# Aim of the exercise
In the listing below, locate the lines that hold "PEAK" and copy them.

— Begin Data entries —

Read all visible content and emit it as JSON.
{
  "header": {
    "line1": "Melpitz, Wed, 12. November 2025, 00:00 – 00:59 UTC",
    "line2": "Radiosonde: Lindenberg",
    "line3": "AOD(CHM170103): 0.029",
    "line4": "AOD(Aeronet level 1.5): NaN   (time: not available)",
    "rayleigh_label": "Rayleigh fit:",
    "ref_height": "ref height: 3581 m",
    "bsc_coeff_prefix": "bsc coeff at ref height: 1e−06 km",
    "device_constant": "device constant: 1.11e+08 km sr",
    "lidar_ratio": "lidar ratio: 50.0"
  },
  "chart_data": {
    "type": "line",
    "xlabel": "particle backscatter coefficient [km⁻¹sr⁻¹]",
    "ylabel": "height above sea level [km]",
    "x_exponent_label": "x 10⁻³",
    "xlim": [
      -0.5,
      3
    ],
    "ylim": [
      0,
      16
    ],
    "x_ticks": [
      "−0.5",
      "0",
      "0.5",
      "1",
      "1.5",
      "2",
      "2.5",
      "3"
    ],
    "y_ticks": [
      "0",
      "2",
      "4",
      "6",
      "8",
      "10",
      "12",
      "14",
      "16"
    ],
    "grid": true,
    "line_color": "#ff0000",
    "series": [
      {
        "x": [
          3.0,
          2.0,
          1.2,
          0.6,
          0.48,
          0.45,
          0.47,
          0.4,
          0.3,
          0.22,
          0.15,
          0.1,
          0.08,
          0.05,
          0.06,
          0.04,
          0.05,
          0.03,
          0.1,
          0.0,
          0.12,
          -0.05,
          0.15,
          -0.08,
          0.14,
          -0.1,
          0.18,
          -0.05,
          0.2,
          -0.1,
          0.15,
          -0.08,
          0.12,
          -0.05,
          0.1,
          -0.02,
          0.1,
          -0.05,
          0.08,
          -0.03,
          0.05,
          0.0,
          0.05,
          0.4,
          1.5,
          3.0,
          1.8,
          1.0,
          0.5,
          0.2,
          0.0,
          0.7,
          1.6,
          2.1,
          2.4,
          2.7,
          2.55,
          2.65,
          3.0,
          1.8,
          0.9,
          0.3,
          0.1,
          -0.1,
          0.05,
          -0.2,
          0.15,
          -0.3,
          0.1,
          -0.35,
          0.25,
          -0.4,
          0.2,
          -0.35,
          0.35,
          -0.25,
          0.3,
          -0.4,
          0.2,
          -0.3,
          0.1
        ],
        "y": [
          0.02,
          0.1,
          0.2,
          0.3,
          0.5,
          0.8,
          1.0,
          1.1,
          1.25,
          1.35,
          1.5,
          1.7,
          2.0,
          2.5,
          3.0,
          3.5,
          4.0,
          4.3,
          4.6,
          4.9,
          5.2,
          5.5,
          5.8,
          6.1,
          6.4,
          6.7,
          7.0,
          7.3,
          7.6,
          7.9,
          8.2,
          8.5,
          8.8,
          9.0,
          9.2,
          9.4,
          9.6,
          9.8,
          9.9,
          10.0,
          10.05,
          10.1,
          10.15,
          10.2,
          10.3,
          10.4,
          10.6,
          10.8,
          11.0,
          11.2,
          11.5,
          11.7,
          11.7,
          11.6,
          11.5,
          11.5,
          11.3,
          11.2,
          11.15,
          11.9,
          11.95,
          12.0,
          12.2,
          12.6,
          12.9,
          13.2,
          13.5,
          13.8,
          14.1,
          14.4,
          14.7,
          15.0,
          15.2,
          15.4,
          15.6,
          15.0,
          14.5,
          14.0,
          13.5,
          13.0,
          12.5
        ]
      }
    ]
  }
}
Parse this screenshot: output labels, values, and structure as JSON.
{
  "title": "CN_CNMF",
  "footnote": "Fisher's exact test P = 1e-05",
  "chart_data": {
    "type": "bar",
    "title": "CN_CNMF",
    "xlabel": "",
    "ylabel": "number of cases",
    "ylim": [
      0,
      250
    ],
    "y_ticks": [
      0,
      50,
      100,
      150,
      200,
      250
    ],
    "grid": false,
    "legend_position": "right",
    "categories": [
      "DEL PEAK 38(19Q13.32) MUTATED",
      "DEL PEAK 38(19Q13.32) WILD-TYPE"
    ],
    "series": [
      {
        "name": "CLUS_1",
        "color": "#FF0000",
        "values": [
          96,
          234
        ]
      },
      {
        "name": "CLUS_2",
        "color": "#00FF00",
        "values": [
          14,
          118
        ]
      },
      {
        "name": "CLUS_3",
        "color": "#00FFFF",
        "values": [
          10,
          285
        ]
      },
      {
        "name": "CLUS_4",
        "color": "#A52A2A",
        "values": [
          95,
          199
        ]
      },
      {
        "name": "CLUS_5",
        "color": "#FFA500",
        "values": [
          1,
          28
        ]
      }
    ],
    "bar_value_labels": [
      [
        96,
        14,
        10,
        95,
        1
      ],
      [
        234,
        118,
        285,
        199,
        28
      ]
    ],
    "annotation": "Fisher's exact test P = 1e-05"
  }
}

— End Data entries —

# Response below
      "DEL PEAK 38(19Q13.32) MUTATED",
      "DEL PEAK 38(19Q13.32) WILD-TYPE"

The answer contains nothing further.